All of the records below should be output exactly.

— BEGIN —

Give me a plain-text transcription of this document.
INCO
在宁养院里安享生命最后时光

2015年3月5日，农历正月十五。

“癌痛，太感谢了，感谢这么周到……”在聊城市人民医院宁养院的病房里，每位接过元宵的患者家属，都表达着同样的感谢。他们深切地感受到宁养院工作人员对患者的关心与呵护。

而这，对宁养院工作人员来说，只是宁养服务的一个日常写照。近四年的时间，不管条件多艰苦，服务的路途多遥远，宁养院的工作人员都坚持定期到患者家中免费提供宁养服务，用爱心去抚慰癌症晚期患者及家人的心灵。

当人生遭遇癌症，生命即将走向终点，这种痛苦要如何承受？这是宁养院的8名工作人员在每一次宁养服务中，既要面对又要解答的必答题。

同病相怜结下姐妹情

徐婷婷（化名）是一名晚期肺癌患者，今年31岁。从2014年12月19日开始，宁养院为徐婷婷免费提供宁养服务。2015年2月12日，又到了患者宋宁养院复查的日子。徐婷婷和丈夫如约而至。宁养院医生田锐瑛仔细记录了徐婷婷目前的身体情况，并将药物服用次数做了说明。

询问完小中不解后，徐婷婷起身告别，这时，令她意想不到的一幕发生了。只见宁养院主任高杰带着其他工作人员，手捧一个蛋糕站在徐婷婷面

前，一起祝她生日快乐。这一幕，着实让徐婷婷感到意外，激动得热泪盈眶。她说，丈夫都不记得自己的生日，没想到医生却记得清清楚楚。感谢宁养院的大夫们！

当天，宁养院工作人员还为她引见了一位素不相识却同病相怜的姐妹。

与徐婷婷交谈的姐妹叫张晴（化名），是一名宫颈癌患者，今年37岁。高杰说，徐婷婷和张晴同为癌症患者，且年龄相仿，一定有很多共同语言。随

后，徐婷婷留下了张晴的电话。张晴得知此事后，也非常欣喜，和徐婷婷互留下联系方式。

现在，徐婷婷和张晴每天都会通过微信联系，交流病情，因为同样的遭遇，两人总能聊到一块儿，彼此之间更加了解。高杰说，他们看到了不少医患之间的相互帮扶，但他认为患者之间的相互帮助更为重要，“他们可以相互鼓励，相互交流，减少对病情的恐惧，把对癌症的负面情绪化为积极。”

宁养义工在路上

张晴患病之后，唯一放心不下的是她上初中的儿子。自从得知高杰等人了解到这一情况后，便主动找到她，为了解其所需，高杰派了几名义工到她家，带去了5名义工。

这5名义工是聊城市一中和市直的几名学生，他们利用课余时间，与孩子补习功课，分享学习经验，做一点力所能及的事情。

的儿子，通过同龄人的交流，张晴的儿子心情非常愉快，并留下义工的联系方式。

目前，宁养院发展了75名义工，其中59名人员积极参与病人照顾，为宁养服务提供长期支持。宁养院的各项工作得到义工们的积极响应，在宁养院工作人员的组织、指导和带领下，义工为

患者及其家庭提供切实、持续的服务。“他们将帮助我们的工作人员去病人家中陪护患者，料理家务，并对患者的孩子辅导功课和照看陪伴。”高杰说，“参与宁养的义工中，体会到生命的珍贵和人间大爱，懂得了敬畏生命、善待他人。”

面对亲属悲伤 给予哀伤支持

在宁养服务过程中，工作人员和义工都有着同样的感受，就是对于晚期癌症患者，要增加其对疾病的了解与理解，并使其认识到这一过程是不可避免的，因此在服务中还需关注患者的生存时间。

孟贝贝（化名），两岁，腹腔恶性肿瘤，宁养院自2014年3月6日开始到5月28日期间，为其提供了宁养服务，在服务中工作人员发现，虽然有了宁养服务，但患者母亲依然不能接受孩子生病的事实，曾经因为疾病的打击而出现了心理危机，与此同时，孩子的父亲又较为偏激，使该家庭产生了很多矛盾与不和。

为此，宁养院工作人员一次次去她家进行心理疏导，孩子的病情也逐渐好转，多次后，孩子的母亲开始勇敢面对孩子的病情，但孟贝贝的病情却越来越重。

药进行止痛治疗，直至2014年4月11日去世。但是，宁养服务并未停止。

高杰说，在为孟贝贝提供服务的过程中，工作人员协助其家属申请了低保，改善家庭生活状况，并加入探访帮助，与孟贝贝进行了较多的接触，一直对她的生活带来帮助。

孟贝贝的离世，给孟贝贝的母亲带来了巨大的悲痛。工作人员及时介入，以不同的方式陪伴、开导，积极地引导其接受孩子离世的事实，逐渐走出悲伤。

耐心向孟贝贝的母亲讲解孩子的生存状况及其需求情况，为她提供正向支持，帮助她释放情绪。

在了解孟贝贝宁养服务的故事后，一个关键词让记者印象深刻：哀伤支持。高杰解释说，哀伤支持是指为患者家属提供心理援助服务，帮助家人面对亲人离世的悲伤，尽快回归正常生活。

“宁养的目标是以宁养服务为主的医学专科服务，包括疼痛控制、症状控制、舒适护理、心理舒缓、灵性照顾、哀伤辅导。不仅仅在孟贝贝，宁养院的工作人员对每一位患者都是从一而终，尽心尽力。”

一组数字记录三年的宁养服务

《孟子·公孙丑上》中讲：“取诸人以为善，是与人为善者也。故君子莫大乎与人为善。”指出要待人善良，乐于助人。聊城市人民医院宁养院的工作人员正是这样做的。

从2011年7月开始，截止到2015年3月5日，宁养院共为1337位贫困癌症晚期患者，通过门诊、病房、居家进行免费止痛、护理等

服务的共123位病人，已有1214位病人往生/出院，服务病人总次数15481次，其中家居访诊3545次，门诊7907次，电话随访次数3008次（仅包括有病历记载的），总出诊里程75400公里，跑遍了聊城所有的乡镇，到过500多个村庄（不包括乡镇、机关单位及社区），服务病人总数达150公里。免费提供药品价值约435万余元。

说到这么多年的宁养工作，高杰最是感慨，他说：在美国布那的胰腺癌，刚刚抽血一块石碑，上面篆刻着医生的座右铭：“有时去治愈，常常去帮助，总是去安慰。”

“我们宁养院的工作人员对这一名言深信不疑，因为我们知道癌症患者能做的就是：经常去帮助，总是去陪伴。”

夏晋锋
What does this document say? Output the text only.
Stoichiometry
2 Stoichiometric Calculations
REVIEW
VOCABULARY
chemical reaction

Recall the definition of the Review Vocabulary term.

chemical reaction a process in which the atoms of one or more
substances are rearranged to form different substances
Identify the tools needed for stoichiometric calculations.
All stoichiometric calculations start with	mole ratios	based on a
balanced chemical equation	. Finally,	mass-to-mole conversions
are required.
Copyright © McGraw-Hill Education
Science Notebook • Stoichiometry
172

— END —

Output of the exercise =>
Give me a plain-text transcription of this document.
INCO
在宁养院里安享生命最后时光

2015年3月5日，农历正月十五。

“癌痛，太感谢了，感谢这么周到……”在聊城市人民医院宁养院的病房里，每位接过元宵的患者家属，都表达着同样的感谢。他们深切地感受到宁养院工作人员对患者的关心与呵护。

而这，对宁养院工作人员来说，只是宁养服务的一个日常写照。近四年的时间，不管条件多艰苦，服务的路途多遥远，宁养院的工作人员都坚持定期到患者家中免费提供宁养服务，用爱心去抚慰癌症晚期患者及家人的心灵。

当人生遭遇癌症，生命即将走向终点，这种痛苦要如何承受？这是宁养院的8名工作人员在每一次宁养服务中，既要面对又要解答的必答题。

同病相怜结下姐妹情

徐婷婷（化名）是一名晚期肺癌患者，今年31岁。从2014年12月19日开始，宁养院为徐婷婷免费提供宁养服务。2015年2月12日，又到了患者宋宁养院复查的日子。徐婷婷和丈夫如约而至。宁养院医生田锐瑛仔细记录了徐婷婷目前的身体情况，并将药物服用次数做了说明。

询问完小中不解后，徐婷婷起身告别，这时，令她意想不到的一幕发生了。只见宁养院主任高杰带着其他工作人员，手捧一个蛋糕站在徐婷婷面

前，一起祝她生日快乐。这一幕，着实让徐婷婷感到意外，激动得热泪盈眶。她说，丈夫都不记得自己的生日，没想到医生却记得清清楚楚。感谢宁养院的大夫们！

当天，宁养院工作人员还为她引见了一位素不相识却同病相怜的姐妹。

与徐婷婷交谈的姐妹叫张晴（化名），是一名宫颈癌患者，今年37岁。高杰说，徐婷婷和张晴同为癌症患者，且年龄相仿，一定有很多共同语言。随

后，徐婷婷留下了张晴的电话。张晴得知此事后，也非常欣喜，和徐婷婷互留下联系方式。

现在，徐婷婷和张晴每天都会通过微信联系，交流病情，因为同样的遭遇，两人总能聊到一块儿，彼此之间更加了解。高杰说，他们看到了不少医患之间的相互帮扶，但他认为患者之间的相互帮助更为重要，“他们可以相互鼓励，相互交流，减少对病情的恐惧，把对癌症的负面情绪化为积极。”

宁养义工在路上

张晴患病之后，唯一放心不下的是她上初中的儿子。自从得知高杰等人了解到这一情况后，便主动找到她，为了解其所需，高杰派了几名义工到她家，带去了5名义工。

这5名义工是聊城市一中和市直的几名学生，他们利用课余时间，与孩子补习功课，分享学习经验，做一点力所能及的事情。

的儿子，通过同龄人的交流，张晴的儿子心情非常愉快，并留下义工的联系方式。

目前，宁养院发展了75名义工，其中59名人员积极参与病人照顾，为宁养服务提供长期支持。宁养院的各项工作得到义工们的积极响应，在宁养院工作人员的组织、指导和带领下，义工为

患者及其家庭提供切实、持续的服务。“他们将帮助我们的工作人员去病人家中陪护患者，料理家务，并对患者的孩子辅导功课和照看陪伴。”高杰说，“参与宁养的义工中，体会到生命的珍贵和人间大爱，懂得了敬畏生命、善待他人。”

面对亲属悲伤 给予哀伤支持

在宁养服务过程中，工作人员和义工都有着同样的感受，就是对于晚期癌症患者，要增加其对疾病的了解与理解，并使其认识到这一过程是不可避免的，因此在服务中还需关注患者的生存时间。

孟贝贝（化名），两岁，腹腔恶性肿瘤，宁养院自2014年3月6日开始到5月28日期间，为其提供了宁养服务，在服务中工作人员发现，虽然有了宁养服务，但患者母亲依然不能接受孩子生病的事实，曾经因为疾病的打击而出现了心理危机，与此同时，孩子的父亲又较为偏激，使该家庭产生了很多矛盾与不和。

为此，宁养院工作人员一次次去她家进行心理疏导，孩子的病情也逐渐好转，多次后，孩子的母亲开始勇敢面对孩子的病情，但孟贝贝的病情却越来越重。

药进行止痛治疗，直至2014年4月11日去世。但是，宁养服务并未停止。

高杰说，在为孟贝贝提供服务的过程中，工作人员协助其家属申请了低保，改善家庭生活状况，并加入探访帮助，与孟贝贝进行了较多的接触，一直对她的生活带来帮助。

孟贝贝的离世，给孟贝贝的母亲带来了巨大的悲痛。工作人员及时介入，以不同的方式陪伴、开导，积极地引导其接受孩子离世的事实，逐渐走出悲伤。

耐心向孟贝贝的母亲讲解孩子的生存状况及其需求情况，为她提供正向支持，帮助她释放情绪。

在了解孟贝贝宁养服务的故事后，一个关键词让记者印象深刻：哀伤支持。高杰解释说，哀伤支持是指为患者家属提供心理援助服务，帮助家人面对亲人离世的悲伤，尽快回归正常生活。

“宁养的目标是以宁养服务为主的医学专科服务，包括疼痛控制、症状控制、舒适护理、心理舒缓、灵性照顾、哀伤辅导。不仅仅在孟贝贝，宁养院的工作人员对每一位患者都是从一而终，尽心尽力。”

一组数字记录三年的宁养服务

《孟子·公孙丑上》中讲：“取诸人以为善，是与人为善者也。故君子莫大乎与人为善。”指出要待人善良，乐于助人。聊城市人民医院宁养院的工作人员正是这样做的。

从2011年7月开始，截止到2015年3月5日，宁养院共为1337位贫困癌症晚期患者，通过门诊、病房、居家进行免费止痛、护理等

服务的共123位病人，已有1214位病人往生/出院，服务病人总次数15481次，其中家居访诊3545次，门诊7907次，电话随访次数3008次（仅包括有病历记载的），总出诊里程75400公里，跑遍了聊城所有的乡镇，到过500多个村庄（不包括乡镇、机关单位及社区），服务病人总数达150公里。免费提供药品价值约435万余元。

说到这么多年的宁养工作，高杰最是感慨，他说：在美国布那的胰腺癌，刚刚抽血一块石碑，上面篆刻着医生的座右铭：“有时去治愈，常常去帮助，总是去安慰。”

“我们宁养院的工作人员对这一名言深信不疑，因为我们知道癌症患者能做的就是：经常去帮助，总是去陪伴。”

夏晋锋
What does this document say? Output the text only.
Stoichiometry
2 Stoichiometric Calculations
REVIEW
VOCABULARY
chemical reaction

Recall the definition of the Review Vocabulary term.

chemical reaction a process in which the atoms of one or more
substances are rearranged to form different substances
Identify the tools needed for stoichiometric calculations.
All stoichiometric calculations start with	mole ratios	based on a
balanced chemical equation	. Finally,	mass-to-mole conversions
are required.
Copyright © McGraw-Hill Education
Science Notebook • Stoichiometry
172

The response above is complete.